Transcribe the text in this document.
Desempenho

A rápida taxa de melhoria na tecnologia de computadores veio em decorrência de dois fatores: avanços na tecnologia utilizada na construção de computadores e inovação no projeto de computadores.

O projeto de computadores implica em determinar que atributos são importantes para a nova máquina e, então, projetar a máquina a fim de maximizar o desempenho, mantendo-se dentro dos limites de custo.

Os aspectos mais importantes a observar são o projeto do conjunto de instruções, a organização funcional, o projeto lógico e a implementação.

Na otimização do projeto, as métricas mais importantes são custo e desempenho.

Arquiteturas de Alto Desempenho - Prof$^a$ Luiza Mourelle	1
━━━━━━━━━━━━━━━━━━━━
Can you give every line above again, exactly as written?

Transcribe the text in this document.
Desempenho

A rápida taxa de melhoria na tecnologia de computadores veio em decorrência de dois fatores: avanços na tecnologia utilizada na construção de computadores e inovação no projeto de computadores.

O projeto de computadores implica em determinar que atributos são importantes para a nova máquina e, então, projetar a máquina a fim de maximizar o desempenho, mantendo-se dentro dos limites de custo.

Os aspectos mais importantes a observar são o projeto do conjunto de instruções, a organização funcional, o projeto lógico e a implementação.

Na otimização do projeto, as métricas mais importantes são custo e desempenho.

Arquiteturas de Alto Desempenho - Prof$^a$ Luiza Mourelle	1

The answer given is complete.